▶ To be done
Please rewrite the passage on habitual residence from "After an exhaustive" to "Respondent's unilateral action.", renaming "the Court" as "the district court".

▶ Text shown
The question remained whether G.G.'s habitual residence was abandoned,
thus changing from Puerto Penasco, Sonora, Mexico, to the United States. The
threshold test for determining whether the parties intended for G.G. to "
'abandon the [habitual residence] left behind' " was whether both parties shared
that intention. Larbie, 690 F.3d at 310-11. "[I]n the absence of settled
parental intent, courts should be slow to infer from such contacts that an
earlier habitual residence has been abandoned." Mozes, 239 F.3d at 1079. Without
shared parental intent the " 'prior habitual residence should be deemed
supplanted only where the objective facts point unequivocally to this
conclusion.' " Larbie, 690 F.3d at 311. In cases such as this in which the
parties no longer agree where the child's habitual residence is fixed and "the
representations of the parties cannot be accepted at face value ... courts must
determine from all available evidence whether the parent petitioning for return
of a child has already agreed to the child's taking up habitual residence where
it is." Mozes, 239 F.3d at 1076.
After an exhaustive review of all available evidence the Court determined
that Petitioner never agreed to G.G. taking up habitual residence in the United
States and never consented to G.G. being enrolled in school in the United
States. There was, therefore, no shared parental intent to shift G.G.'s habitual
residence from Mexico to the United States. The evidence pointed toward
Respondent's retention and subsequent enrollment of G.G. in school in the United
States as Respondent's unilateral action.

▶ Data lines
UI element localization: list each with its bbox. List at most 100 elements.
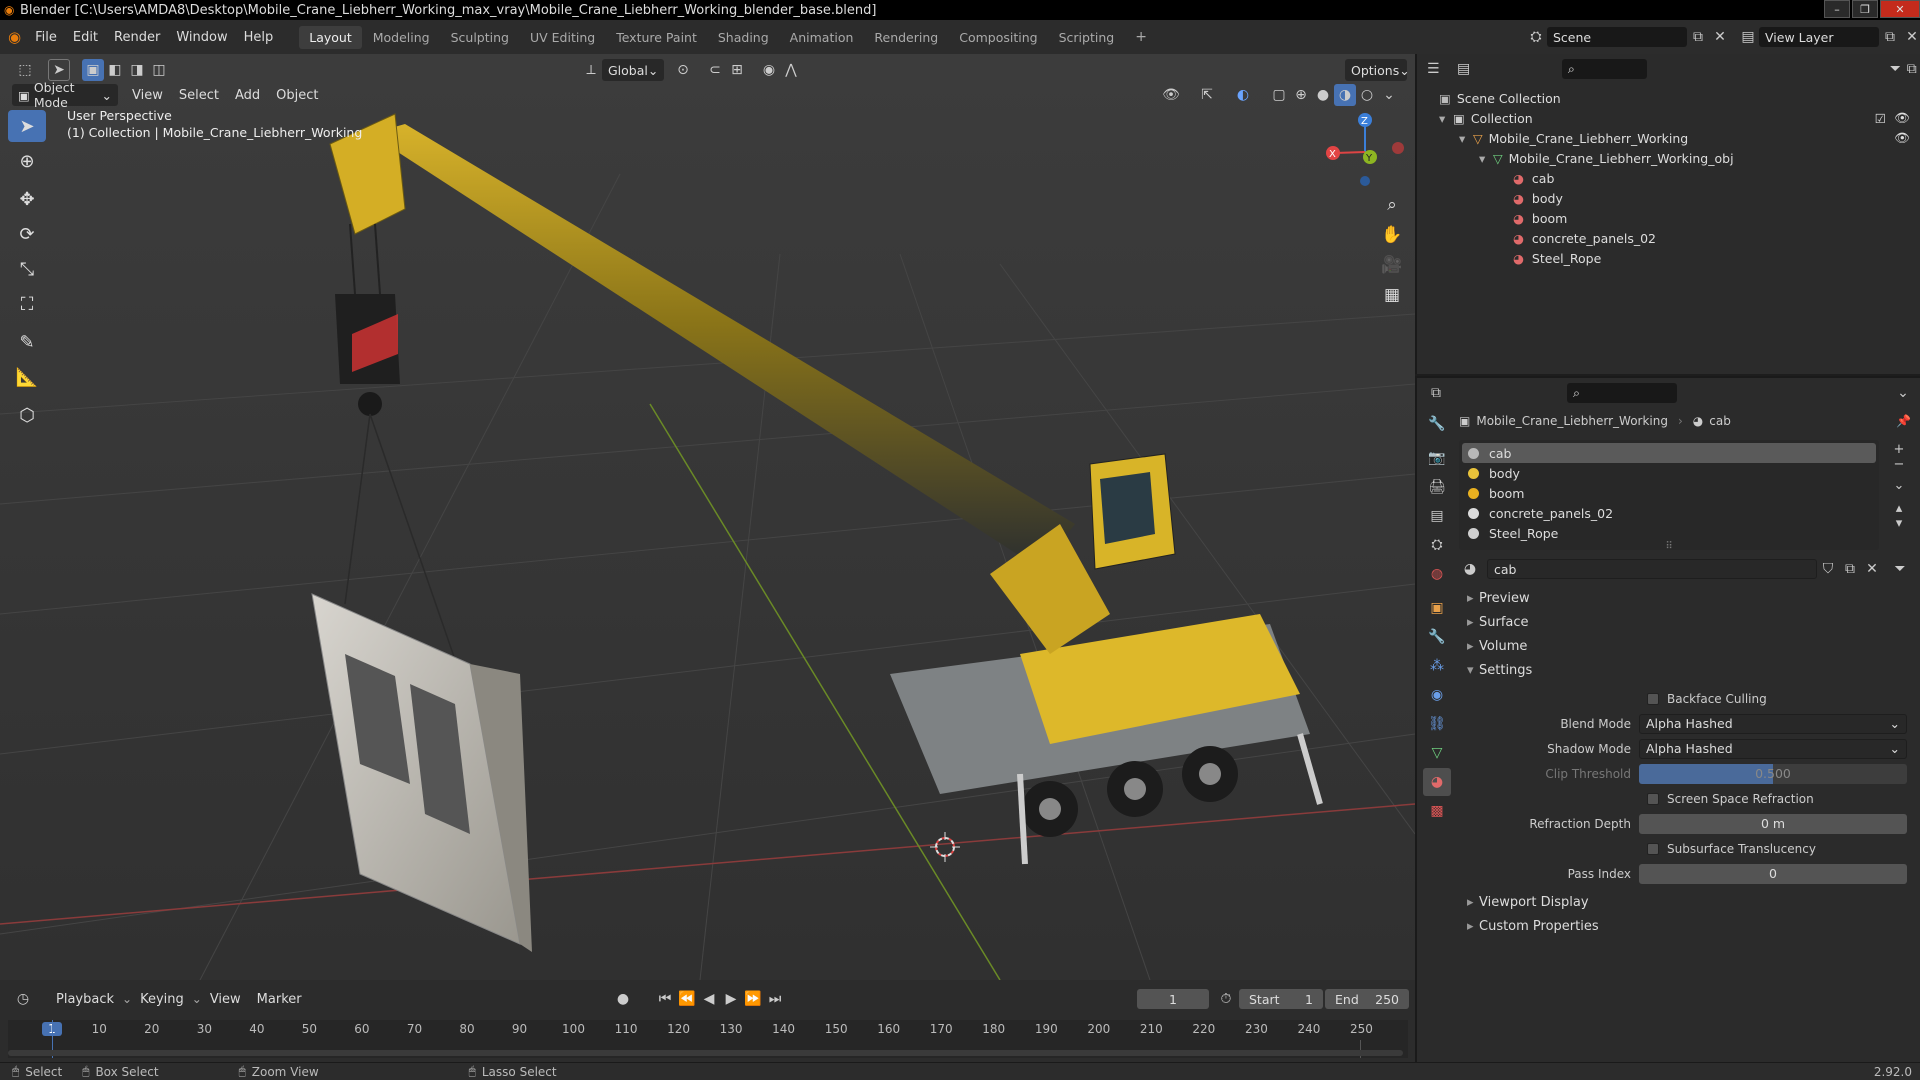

▶ Written answer
After an exhaustive review of all available evidence the district court determined
that Petitioner never agreed to G.G. taking up habitual residence in the United
States and never consented to G.G. being enrolled in school in the United
States. There was, therefore, no shared parental intent to shift G.G.'s habitual
residence from Mexico to the United States. The evidence pointed toward
Respondent's retention and subsequent enrollment of G.G. in school in the United
States as Respondent's unilateral action.